* **WHAT IS REQUIRED**
Below is a block of data; give all of it again word for word.

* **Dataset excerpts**
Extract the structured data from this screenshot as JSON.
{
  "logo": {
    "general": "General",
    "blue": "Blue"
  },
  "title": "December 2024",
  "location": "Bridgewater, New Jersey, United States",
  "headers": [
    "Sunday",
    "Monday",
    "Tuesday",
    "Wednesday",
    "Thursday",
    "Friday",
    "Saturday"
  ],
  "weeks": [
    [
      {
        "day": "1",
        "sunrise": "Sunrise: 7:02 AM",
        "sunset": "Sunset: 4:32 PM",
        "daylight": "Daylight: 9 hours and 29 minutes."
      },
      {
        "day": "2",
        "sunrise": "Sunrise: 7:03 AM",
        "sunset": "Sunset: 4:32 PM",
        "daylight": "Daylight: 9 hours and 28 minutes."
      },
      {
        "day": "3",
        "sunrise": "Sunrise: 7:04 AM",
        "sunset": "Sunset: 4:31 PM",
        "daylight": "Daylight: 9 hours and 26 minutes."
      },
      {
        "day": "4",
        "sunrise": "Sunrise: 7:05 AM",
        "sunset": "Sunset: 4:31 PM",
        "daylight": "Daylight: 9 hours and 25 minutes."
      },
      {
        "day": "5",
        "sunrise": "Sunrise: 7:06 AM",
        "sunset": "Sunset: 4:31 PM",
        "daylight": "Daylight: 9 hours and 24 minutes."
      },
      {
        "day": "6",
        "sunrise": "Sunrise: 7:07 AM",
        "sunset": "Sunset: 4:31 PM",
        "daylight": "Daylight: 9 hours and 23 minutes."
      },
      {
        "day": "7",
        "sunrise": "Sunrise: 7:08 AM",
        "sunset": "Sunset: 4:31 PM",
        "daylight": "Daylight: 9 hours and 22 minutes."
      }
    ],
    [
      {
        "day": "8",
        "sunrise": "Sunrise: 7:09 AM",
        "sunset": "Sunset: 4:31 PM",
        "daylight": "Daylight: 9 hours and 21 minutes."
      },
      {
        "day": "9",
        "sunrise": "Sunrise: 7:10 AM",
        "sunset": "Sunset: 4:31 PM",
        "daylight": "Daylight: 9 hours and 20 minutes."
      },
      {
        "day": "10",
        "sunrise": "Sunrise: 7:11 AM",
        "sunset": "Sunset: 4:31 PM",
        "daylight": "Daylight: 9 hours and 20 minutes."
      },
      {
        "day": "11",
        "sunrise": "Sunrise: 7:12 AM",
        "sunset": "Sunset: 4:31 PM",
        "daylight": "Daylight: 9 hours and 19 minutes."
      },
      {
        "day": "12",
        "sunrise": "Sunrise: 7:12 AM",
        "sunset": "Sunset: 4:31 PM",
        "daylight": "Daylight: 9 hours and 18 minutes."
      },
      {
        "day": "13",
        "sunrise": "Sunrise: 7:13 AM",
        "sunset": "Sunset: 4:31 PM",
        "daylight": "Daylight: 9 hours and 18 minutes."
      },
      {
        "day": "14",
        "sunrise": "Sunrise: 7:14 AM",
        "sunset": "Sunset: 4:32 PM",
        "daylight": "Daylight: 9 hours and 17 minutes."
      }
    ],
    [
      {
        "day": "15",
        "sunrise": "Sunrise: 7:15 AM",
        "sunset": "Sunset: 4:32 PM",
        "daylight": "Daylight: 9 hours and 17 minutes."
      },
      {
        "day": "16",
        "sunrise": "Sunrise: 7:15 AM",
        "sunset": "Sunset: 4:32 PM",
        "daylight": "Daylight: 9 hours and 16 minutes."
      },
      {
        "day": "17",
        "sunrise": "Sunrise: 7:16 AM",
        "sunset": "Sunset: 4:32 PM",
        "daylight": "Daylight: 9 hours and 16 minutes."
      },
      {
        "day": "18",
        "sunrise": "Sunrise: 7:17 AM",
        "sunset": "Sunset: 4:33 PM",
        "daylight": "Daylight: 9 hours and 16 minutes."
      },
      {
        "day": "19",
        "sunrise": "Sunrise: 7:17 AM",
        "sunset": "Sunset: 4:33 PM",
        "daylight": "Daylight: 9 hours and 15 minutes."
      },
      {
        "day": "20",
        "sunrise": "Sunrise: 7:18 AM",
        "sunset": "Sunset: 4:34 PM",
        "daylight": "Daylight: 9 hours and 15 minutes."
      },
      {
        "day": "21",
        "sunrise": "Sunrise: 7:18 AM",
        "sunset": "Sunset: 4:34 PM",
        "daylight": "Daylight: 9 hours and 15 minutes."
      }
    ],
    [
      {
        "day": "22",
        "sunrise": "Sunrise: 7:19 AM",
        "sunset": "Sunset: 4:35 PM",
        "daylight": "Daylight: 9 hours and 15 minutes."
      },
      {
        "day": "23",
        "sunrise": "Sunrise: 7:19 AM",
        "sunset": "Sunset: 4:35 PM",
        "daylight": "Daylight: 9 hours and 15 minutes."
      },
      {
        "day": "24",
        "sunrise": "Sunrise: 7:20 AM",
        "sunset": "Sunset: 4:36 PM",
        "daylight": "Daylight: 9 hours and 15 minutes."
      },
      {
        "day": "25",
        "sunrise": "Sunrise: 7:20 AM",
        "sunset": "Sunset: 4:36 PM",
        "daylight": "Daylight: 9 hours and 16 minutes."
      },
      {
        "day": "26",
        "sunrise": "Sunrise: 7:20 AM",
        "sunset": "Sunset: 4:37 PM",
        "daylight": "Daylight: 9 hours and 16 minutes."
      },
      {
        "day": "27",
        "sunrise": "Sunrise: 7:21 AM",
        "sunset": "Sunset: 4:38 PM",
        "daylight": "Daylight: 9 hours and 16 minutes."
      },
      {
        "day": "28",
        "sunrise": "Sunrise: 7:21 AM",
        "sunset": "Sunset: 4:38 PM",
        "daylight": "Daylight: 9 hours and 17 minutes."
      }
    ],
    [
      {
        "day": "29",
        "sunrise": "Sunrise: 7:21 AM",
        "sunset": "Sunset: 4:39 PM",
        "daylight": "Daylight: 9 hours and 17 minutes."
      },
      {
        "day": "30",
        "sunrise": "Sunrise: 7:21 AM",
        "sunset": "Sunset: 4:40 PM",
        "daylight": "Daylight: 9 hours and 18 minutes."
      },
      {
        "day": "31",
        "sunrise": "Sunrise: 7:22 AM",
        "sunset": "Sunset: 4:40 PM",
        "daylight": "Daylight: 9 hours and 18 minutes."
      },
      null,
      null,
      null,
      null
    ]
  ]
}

* **TASK RESPONSE**
Extract the structured data from this screenshot as JSON.
{
  "logo": {
    "general": "General",
    "blue": "Blue"
  },
  "title": "December 2024",
  "location": "Bridgewater, New Jersey, United States",
  "headers": [
    "Sunday",
    "Monday",
    "Tuesday",
    "Wednesday",
    "Thursday",
    "Friday",
    "Saturday"
  ],
  "weeks": [
    [
      {
        "day": "1",
        "sunrise": "Sunrise: 7:02 AM",
        "sunset": "Sunset: 4:32 PM",
        "daylight": "Daylight: 9 hours and 29 minutes."
      },
      {
        "day": "2",
        "sunrise": "Sunrise: 7:03 AM",
        "sunset": "Sunset: 4:32 PM",
        "daylight": "Daylight: 9 hours and 28 minutes."
      },
      {
        "day": "3",
        "sunrise": "Sunrise: 7:04 AM",
        "sunset": "Sunset: 4:31 PM",
        "daylight": "Daylight: 9 hours and 26 minutes."
      },
      {
        "day": "4",
        "sunrise": "Sunrise: 7:05 AM",
        "sunset": "Sunset: 4:31 PM",
        "daylight": "Daylight: 9 hours and 25 minutes."
      },
      {
        "day": "5",
        "sunrise": "Sunrise: 7:06 AM",
        "sunset": "Sunset: 4:31 PM",
        "daylight": "Daylight: 9 hours and 24 minutes."
      },
      {
        "day": "6",
        "sunrise": "Sunrise: 7:07 AM",
        "sunset": "Sunset: 4:31 PM",
        "daylight": "Daylight: 9 hours and 23 minutes."
      },
      {
        "day": "7",
        "sunrise": "Sunrise: 7:08 AM",
        "sunset": "Sunset: 4:31 PM",
        "daylight": "Daylight: 9 hours and 22 minutes."
      }
    ],
    [
      {
        "day": "8",
        "sunrise": "Sunrise: 7:09 AM",
        "sunset": "Sunset: 4:31 PM",
        "daylight": "Daylight: 9 hours and 21 minutes."
      },
      {
        "day": "9",
        "sunrise": "Sunrise: 7:10 AM",
        "sunset": "Sunset: 4:31 PM",
        "daylight": "Daylight: 9 hours and 20 minutes."
      },
      {
        "day": "10",
        "sunrise": "Sunrise: 7:11 AM",
        "sunset": "Sunset: 4:31 PM",
        "daylight": "Daylight: 9 hours and 20 minutes."
      },
      {
        "day": "11",
        "sunrise": "Sunrise: 7:12 AM",
        "sunset": "Sunset: 4:31 PM",
        "daylight": "Daylight: 9 hours and 19 minutes."
      },
      {
        "day": "12",
        "sunrise": "Sunrise: 7:12 AM",
        "sunset": "Sunset: 4:31 PM",
        "daylight": "Daylight: 9 hours and 18 minutes."
      },
      {
        "day": "13",
        "sunrise": "Sunrise: 7:13 AM",
        "sunset": "Sunset: 4:31 PM",
        "daylight": "Daylight: 9 hours and 18 minutes."
      },
      {
        "day": "14",
        "sunrise": "Sunrise: 7:14 AM",
        "sunset": "Sunset: 4:32 PM",
        "daylight": "Daylight: 9 hours and 17 minutes."
      }
    ],
    [
      {
        "day": "15",
        "sunrise": "Sunrise: 7:15 AM",
        "sunset": "Sunset: 4:32 PM",
        "daylight": "Daylight: 9 hours and 17 minutes."
      },
      {
        "day": "16",
        "sunrise": "Sunrise: 7:15 AM",
        "sunset": "Sunset: 4:32 PM",
        "daylight": "Daylight: 9 hours and 16 minutes."
      },
      {
        "day": "17",
        "sunrise": "Sunrise: 7:16 AM",
        "sunset": "Sunset: 4:32 PM",
        "daylight": "Daylight: 9 hours and 16 minutes."
      },
      {
        "day": "18",
        "sunrise": "Sunrise: 7:17 AM",
        "sunset": "Sunset: 4:33 PM",
        "daylight": "Daylight: 9 hours and 16 minutes."
      },
      {
        "day": "19",
        "sunrise": "Sunrise: 7:17 AM",
        "sunset": "Sunset: 4:33 PM",
        "daylight": "Daylight: 9 hours and 15 minutes."
      },
      {
        "day": "20",
        "sunrise": "Sunrise: 7:18 AM",
        "sunset": "Sunset: 4:34 PM",
        "daylight": "Daylight: 9 hours and 15 minutes."
      },
      {
        "day": "21",
        "sunrise": "Sunrise: 7:18 AM",
        "sunset": "Sunset: 4:34 PM",
        "daylight": "Daylight: 9 hours and 15 minutes."
      }
    ],
    [
      {
        "day": "22",
        "sunrise": "Sunrise: 7:19 AM",
        "sunset": "Sunset: 4:35 PM",
        "daylight": "Daylight: 9 hours and 15 minutes."
      },
      {
        "day": "23",
        "sunrise": "Sunrise: 7:19 AM",
        "sunset": "Sunset: 4:35 PM",
        "daylight": "Daylight: 9 hours and 15 minutes."
      },
      {
        "day": "24",
        "sunrise": "Sunrise: 7:20 AM",
        "sunset": "Sunset: 4:36 PM",
        "daylight": "Daylight: 9 hours and 15 minutes."
      },
      {
        "day": "25",
        "sunrise": "Sunrise: 7:20 AM",
        "sunset": "Sunset: 4:36 PM",
        "daylight": "Daylight: 9 hours and 16 minutes."
      },
      {
        "day": "26",
        "sunrise": "Sunrise: 7:20 AM",
        "sunset": "Sunset: 4:37 PM",
        "daylight": "Daylight: 9 hours and 16 minutes."
      },
      {
        "day": "27",
        "sunrise": "Sunrise: 7:21 AM",
        "sunset": "Sunset: 4:38 PM",
        "daylight": "Daylight: 9 hours and 16 minutes."
      },
      {
        "day": "28",
        "sunrise": "Sunrise: 7:21 AM",
        "sunset": "Sunset: 4:38 PM",
        "daylight": "Daylight: 9 hours and 17 minutes."
      }
    ],
    [
      {
        "day": "29",
        "sunrise": "Sunrise: 7:21 AM",
        "sunset": "Sunset: 4:39 PM",
        "daylight": "Daylight: 9 hours and 17 minutes."
      },
      {
        "day": "30",
        "sunrise": "Sunrise: 7:21 AM",
        "sunset": "Sunset: 4:40 PM",
        "daylight": "Daylight: 9 hours and 18 minutes."
      },
      {
        "day": "31",
        "sunrise": "Sunrise: 7:22 AM",
        "sunset": "Sunset: 4:40 PM",
        "daylight": "Daylight: 9 hours and 18 minutes."
      },
      null,
      null,
      null,
      null
    ]
  ]
}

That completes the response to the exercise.